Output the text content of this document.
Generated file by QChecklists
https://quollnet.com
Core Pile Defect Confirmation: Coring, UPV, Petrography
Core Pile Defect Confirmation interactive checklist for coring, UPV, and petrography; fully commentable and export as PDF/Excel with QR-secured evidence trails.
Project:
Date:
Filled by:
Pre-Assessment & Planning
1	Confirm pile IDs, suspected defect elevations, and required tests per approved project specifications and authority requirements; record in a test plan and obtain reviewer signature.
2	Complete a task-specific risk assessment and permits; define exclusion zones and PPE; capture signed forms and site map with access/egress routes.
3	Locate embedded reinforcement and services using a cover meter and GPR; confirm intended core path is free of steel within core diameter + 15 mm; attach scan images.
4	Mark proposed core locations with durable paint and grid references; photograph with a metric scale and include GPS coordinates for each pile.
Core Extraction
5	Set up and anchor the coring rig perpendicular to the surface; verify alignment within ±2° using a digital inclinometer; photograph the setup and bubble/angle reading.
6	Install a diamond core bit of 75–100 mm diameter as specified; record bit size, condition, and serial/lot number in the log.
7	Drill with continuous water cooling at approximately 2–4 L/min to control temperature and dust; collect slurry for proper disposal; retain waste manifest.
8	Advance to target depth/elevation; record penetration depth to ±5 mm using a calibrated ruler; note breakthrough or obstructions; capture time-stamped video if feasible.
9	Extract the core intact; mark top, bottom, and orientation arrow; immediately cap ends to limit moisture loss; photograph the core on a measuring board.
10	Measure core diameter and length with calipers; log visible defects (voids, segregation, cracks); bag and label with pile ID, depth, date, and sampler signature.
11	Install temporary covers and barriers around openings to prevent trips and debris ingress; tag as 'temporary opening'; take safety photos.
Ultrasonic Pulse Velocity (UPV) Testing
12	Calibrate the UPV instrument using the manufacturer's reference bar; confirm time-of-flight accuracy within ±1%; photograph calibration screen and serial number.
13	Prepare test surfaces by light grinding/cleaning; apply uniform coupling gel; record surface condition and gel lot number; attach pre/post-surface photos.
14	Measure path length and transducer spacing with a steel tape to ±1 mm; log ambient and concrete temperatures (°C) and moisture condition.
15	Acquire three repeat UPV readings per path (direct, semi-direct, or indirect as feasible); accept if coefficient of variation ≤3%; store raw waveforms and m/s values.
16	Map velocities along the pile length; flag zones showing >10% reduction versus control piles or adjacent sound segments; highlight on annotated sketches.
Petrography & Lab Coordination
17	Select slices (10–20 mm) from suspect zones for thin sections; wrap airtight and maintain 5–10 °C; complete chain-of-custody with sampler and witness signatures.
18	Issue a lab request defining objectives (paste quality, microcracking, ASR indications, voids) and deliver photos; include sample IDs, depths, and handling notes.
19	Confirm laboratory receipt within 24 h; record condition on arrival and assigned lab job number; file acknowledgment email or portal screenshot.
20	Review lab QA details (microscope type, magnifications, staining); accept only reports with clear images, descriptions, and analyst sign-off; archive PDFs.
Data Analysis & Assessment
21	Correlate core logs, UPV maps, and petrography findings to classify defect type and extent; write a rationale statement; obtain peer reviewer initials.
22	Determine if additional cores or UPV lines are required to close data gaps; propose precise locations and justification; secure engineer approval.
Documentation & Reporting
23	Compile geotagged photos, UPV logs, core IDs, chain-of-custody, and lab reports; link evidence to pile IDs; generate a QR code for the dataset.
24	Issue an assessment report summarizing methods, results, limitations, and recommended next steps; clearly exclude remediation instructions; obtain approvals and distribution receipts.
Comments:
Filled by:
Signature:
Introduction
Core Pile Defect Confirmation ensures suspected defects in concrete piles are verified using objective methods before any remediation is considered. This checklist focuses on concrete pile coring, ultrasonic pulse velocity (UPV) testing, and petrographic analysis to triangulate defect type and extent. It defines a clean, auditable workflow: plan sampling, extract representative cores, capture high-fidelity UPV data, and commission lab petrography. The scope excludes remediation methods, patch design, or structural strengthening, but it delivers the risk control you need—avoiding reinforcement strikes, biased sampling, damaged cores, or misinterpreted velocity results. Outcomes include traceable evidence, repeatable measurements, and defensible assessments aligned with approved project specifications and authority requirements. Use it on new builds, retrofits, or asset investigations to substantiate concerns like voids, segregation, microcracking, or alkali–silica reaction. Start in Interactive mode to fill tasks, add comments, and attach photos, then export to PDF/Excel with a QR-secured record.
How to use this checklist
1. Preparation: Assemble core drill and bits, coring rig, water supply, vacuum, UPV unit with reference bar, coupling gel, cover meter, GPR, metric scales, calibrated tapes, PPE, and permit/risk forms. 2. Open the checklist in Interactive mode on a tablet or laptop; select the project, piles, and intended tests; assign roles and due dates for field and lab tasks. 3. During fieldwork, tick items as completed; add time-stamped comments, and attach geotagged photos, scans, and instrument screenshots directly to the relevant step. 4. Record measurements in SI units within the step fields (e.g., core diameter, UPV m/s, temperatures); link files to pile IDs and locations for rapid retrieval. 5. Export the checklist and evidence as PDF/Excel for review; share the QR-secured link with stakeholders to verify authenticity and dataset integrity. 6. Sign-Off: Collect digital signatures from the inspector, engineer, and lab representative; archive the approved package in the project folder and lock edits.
------------------------------
## Aim
Repeat the listing above without any change.

## Solved exercise
Output the text content of this document.
Generated file by QChecklists
https://quollnet.com
Core Pile Defect Confirmation: Coring, UPV, Petrography
Core Pile Defect Confirmation interactive checklist for coring, UPV, and petrography; fully commentable and export as PDF/Excel with QR-secured evidence trails.
Project:
Date:
Filled by:
Pre-Assessment & Planning
1	Confirm pile IDs, suspected defect elevations, and required tests per approved project specifications and authority requirements; record in a test plan and obtain reviewer signature.
2	Complete a task-specific risk assessment and permits; define exclusion zones and PPE; capture signed forms and site map with access/egress routes.
3	Locate embedded reinforcement and services using a cover meter and GPR; confirm intended core path is free of steel within core diameter + 15 mm; attach scan images.
4	Mark proposed core locations with durable paint and grid references; photograph with a metric scale and include GPS coordinates for each pile.
Core Extraction
5	Set up and anchor the coring rig perpendicular to the surface; verify alignment within ±2° using a digital inclinometer; photograph the setup and bubble/angle reading.
6	Install a diamond core bit of 75–100 mm diameter as specified; record bit size, condition, and serial/lot number in the log.
7	Drill with continuous water cooling at approximately 2–4 L/min to control temperature and dust; collect slurry for proper disposal; retain waste manifest.
8	Advance to target depth/elevation; record penetration depth to ±5 mm using a calibrated ruler; note breakthrough or obstructions; capture time-stamped video if feasible.
9	Extract the core intact; mark top, bottom, and orientation arrow; immediately cap ends to limit moisture loss; photograph the core on a measuring board.
10	Measure core diameter and length with calipers; log visible defects (voids, segregation, cracks); bag and label with pile ID, depth, date, and sampler signature.
11	Install temporary covers and barriers around openings to prevent trips and debris ingress; tag as 'temporary opening'; take safety photos.
Ultrasonic Pulse Velocity (UPV) Testing
12	Calibrate the UPV instrument using the manufacturer's reference bar; confirm time-of-flight accuracy within ±1%; photograph calibration screen and serial number.
13	Prepare test surfaces by light grinding/cleaning; apply uniform coupling gel; record surface condition and gel lot number; attach pre/post-surface photos.
14	Measure path length and transducer spacing with a steel tape to ±1 mm; log ambient and concrete temperatures (°C) and moisture condition.
15	Acquire three repeat UPV readings per path (direct, semi-direct, or indirect as feasible); accept if coefficient of variation ≤3%; store raw waveforms and m/s values.
16	Map velocities along the pile length; flag zones showing >10% reduction versus control piles or adjacent sound segments; highlight on annotated sketches.
Petrography & Lab Coordination
17	Select slices (10–20 mm) from suspect zones for thin sections; wrap airtight and maintain 5–10 °C; complete chain-of-custody with sampler and witness signatures.
18	Issue a lab request defining objectives (paste quality, microcracking, ASR indications, voids) and deliver photos; include sample IDs, depths, and handling notes.
19	Confirm laboratory receipt within 24 h; record condition on arrival and assigned lab job number; file acknowledgment email or portal screenshot.
20	Review lab QA details (microscope type, magnifications, staining); accept only reports with clear images, descriptions, and analyst sign-off; archive PDFs.
Data Analysis & Assessment
21	Correlate core logs, UPV maps, and petrography findings to classify defect type and extent; write a rationale statement; obtain peer reviewer initials.
22	Determine if additional cores or UPV lines are required to close data gaps; propose precise locations and justification; secure engineer approval.
Documentation & Reporting
23	Compile geotagged photos, UPV logs, core IDs, chain-of-custody, and lab reports; link evidence to pile IDs; generate a QR code for the dataset.
24	Issue an assessment report summarizing methods, results, limitations, and recommended next steps; clearly exclude remediation instructions; obtain approvals and distribution receipts.
Comments:
Filled by:
Signature:
Introduction
Core Pile Defect Confirmation ensures suspected defects in concrete piles are verified using objective methods before any remediation is considered. This checklist focuses on concrete pile coring, ultrasonic pulse velocity (UPV) testing, and petrographic analysis to triangulate defect type and extent. It defines a clean, auditable workflow: plan sampling, extract representative cores, capture high-fidelity UPV data, and commission lab petrography. The scope excludes remediation methods, patch design, or structural strengthening, but it delivers the risk control you need—avoiding reinforcement strikes, biased sampling, damaged cores, or misinterpreted velocity results. Outcomes include traceable evidence, repeatable measurements, and defensible assessments aligned with approved project specifications and authority requirements. Use it on new builds, retrofits, or asset investigations to substantiate concerns like voids, segregation, microcracking, or alkali–silica reaction. Start in Interactive mode to fill tasks, add comments, and attach photos, then export to PDF/Excel with a QR-secured record.
How to use this checklist
1. Preparation: Assemble core drill and bits, coring rig, water supply, vacuum, UPV unit with reference bar, coupling gel, cover meter, GPR, metric scales, calibrated tapes, PPE, and permit/risk forms. 2. Open the checklist in Interactive mode on a tablet or laptop; select the project, piles, and intended tests; assign roles and due dates for field and lab tasks. 3. During fieldwork, tick items as completed; add time-stamped comments, and attach geotagged photos, scans, and instrument screenshots directly to the relevant step. 4. Record measurements in SI units within the step fields (e.g., core diameter, UPV m/s, temperatures); link files to pile IDs and locations for rapid retrieval. 5. Export the checklist and evidence as PDF/Excel for review; share the QR-secured link with stakeholders to verify authenticity and dataset integrity. 6. Sign-Off: Collect digital signatures from the inspector, engineer, and lab representative; archive the approved package in the project folder and lock edits.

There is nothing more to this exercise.